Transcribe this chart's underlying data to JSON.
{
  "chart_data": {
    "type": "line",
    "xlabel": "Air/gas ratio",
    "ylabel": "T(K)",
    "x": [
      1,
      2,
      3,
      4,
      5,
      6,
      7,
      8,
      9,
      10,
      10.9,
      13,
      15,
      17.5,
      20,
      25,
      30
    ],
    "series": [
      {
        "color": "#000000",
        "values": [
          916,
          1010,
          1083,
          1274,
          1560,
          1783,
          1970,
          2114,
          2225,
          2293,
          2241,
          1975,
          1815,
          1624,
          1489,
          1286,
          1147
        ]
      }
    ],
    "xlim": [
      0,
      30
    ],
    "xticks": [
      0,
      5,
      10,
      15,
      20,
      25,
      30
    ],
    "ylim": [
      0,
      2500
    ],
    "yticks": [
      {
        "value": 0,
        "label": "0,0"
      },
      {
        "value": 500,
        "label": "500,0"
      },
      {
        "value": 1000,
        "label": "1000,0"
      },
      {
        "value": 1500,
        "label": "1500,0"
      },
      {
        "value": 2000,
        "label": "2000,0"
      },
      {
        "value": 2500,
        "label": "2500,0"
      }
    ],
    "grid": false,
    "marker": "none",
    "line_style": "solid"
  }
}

────────────────────

*What this task involves*
Repeat the material above in full, keeping every word.

*Complete answer*
Transcribe this chart's underlying data to JSON.
{
  "chart_data": {
    "type": "line",
    "xlabel": "Air/gas ratio",
    "ylabel": "T(K)",
    "x": [
      1,
      2,
      3,
      4,
      5,
      6,
      7,
      8,
      9,
      10,
      10.9,
      13,
      15,
      17.5,
      20,
      25,
      30
    ],
    "series": [
      {
        "color": "#000000",
        "values": [
          916,
          1010,
          1083,
          1274,
          1560,
          1783,
          1970,
          2114,
          2225,
          2293,
          2241,
          1975,
          1815,
          1624,
          1489,
          1286,
          1147
        ]
      }
    ],
    "xlim": [
      0,
      30
    ],
    "xticks": [
      0,
      5,
      10,
      15,
      20,
      25,
      30
    ],
    "ylim": [
      0,
      2500
    ],
    "yticks": [
      {
        "value": 0,
        "label": "0,0"
      },
      {
        "value": 500,
        "label": "500,0"
      },
      {
        "value": 1000,
        "label": "1000,0"
      },
      {
        "value": 1500,
        "label": "1500,0"
      },
      {
        "value": 2000,
        "label": "2000,0"
      },
      {
        "value": 2500,
        "label": "2500,0"
      }
    ],
    "grid": false,
    "marker": "none",
    "line_style": "solid"
  }
}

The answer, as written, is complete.